[Start of Supplied material]

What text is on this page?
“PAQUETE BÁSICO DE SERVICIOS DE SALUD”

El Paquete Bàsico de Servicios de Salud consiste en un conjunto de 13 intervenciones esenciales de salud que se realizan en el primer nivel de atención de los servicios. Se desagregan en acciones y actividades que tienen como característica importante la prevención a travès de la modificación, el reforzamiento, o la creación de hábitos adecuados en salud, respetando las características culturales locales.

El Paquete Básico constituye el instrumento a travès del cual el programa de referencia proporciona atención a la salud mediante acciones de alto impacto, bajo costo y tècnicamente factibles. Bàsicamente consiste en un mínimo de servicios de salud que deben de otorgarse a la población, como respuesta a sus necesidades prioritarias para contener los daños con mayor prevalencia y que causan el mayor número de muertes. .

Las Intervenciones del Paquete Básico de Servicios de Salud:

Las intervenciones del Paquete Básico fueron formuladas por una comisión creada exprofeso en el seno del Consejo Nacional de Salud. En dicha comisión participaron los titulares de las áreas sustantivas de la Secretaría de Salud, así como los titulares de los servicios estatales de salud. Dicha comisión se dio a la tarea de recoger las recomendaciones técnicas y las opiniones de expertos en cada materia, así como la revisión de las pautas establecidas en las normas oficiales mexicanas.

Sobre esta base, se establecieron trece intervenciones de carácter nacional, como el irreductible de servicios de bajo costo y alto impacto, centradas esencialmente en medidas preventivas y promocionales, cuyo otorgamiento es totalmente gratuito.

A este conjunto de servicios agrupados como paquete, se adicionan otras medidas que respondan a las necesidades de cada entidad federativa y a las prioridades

[End of Supplied material]

* _Written task_:
Give the complete listing a second time, exactly as it reads.

* _Solution for this task_:
What text is on this page?
“PAQUETE BÁSICO DE SERVICIOS DE SALUD”

El Paquete Bàsico de Servicios de Salud consiste en un conjunto de 13 intervenciones esenciales de salud que se realizan en el primer nivel de atención de los servicios. Se desagregan en acciones y actividades que tienen como característica importante la prevención a travès de la modificación, el reforzamiento, o la creación de hábitos adecuados en salud, respetando las características culturales locales.

El Paquete Básico constituye el instrumento a travès del cual el programa de referencia proporciona atención a la salud mediante acciones de alto impacto, bajo costo y tècnicamente factibles. Bàsicamente consiste en un mínimo de servicios de salud que deben de otorgarse a la población, como respuesta a sus necesidades prioritarias para contener los daños con mayor prevalencia y que causan el mayor número de muertes. .

Las Intervenciones del Paquete Básico de Servicios de Salud:

Las intervenciones del Paquete Básico fueron formuladas por una comisión creada exprofeso en el seno del Consejo Nacional de Salud. En dicha comisión participaron los titulares de las áreas sustantivas de la Secretaría de Salud, así como los titulares de los servicios estatales de salud. Dicha comisión se dio a la tarea de recoger las recomendaciones técnicas y las opiniones de expertos en cada materia, así como la revisión de las pautas establecidas en las normas oficiales mexicanas.

Sobre esta base, se establecieron trece intervenciones de carácter nacional, como el irreductible de servicios de bajo costo y alto impacto, centradas esencialmente en medidas preventivas y promocionales, cuyo otorgamiento es totalmente gratuito.

A este conjunto de servicios agrupados como paquete, se adicionan otras medidas que respondan a las necesidades de cada entidad federativa y a las prioridades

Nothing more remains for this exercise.